### WORK REQUIRED
Search the listing for "JSON" and copy every line where it appears.

### AVAILABLE DATA
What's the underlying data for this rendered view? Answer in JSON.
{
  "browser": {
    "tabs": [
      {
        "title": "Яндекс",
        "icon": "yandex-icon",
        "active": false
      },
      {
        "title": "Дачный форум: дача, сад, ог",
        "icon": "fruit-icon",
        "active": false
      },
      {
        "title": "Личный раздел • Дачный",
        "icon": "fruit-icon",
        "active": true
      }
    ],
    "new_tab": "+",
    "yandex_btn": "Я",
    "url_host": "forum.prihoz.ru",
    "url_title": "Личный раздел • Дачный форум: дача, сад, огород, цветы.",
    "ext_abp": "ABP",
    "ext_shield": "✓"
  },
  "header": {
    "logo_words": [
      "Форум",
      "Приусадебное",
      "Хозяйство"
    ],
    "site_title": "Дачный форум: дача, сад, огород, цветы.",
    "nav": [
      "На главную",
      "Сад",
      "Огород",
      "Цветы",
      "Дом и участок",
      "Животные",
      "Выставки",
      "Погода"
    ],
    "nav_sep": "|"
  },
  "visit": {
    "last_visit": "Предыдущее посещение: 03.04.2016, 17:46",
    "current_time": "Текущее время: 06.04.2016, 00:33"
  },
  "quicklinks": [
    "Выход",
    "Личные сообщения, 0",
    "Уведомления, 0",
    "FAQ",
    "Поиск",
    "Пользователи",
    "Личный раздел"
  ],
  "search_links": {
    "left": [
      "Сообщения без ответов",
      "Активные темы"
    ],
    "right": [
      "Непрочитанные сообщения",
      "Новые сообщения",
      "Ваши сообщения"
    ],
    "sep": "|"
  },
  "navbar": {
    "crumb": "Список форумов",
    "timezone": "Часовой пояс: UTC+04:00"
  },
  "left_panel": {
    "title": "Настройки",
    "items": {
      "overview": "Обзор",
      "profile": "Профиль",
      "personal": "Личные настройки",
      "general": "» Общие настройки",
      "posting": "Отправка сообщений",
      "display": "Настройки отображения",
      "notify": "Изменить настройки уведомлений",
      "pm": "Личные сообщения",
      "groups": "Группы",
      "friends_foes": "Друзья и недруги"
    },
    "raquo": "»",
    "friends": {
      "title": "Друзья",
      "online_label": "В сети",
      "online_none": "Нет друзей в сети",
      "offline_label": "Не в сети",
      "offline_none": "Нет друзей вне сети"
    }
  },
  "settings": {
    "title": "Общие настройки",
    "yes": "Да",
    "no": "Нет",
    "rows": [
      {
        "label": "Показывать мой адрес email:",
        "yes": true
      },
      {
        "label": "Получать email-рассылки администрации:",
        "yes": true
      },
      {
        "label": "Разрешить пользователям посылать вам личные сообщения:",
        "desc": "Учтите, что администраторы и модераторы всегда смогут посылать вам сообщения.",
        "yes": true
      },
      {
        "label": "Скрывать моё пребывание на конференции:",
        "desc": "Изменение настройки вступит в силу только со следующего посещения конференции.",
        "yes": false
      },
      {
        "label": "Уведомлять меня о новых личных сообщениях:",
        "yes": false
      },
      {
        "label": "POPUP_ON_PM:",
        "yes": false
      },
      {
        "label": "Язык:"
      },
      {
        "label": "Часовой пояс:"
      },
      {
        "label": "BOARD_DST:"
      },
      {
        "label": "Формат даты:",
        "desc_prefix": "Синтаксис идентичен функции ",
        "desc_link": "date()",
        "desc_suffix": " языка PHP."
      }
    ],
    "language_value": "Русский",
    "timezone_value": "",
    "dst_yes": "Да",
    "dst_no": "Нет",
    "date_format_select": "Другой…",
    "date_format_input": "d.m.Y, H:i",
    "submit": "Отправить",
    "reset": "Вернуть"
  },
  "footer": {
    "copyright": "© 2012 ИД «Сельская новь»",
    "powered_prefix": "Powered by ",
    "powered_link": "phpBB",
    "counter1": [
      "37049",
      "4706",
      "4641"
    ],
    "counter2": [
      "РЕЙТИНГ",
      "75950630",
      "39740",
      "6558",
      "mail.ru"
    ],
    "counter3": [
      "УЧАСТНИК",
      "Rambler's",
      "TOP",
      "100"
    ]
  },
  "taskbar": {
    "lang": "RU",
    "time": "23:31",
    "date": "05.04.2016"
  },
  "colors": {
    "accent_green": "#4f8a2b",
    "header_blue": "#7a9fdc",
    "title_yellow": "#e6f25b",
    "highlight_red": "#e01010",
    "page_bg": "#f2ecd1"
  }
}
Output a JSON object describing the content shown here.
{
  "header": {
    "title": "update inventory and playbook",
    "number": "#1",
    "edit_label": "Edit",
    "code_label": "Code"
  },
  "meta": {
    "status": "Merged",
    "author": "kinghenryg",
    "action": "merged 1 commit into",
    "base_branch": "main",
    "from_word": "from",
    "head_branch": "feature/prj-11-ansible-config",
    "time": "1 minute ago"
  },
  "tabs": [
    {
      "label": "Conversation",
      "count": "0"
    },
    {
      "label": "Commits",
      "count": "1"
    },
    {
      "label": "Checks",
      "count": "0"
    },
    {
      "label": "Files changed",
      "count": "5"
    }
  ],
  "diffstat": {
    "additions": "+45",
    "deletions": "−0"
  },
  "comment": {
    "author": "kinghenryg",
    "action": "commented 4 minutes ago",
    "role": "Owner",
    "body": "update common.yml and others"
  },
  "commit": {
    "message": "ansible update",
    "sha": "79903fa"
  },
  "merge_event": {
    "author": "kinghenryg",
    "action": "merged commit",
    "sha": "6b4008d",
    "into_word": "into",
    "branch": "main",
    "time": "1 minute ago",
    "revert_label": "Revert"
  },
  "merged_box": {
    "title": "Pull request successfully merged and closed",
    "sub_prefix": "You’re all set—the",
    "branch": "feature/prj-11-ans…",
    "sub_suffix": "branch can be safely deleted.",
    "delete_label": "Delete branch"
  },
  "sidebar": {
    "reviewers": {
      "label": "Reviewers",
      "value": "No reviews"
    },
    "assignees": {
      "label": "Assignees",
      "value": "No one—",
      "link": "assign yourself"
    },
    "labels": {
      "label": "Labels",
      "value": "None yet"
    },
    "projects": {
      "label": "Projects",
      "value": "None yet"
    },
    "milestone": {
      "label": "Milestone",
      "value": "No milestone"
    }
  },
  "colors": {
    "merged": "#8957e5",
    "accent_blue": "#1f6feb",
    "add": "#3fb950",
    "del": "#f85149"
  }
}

### COMPLETE OUTPUT
What's the underlying data for this rendered view? Answer in JSON.
Output a JSON object describing the content shown here.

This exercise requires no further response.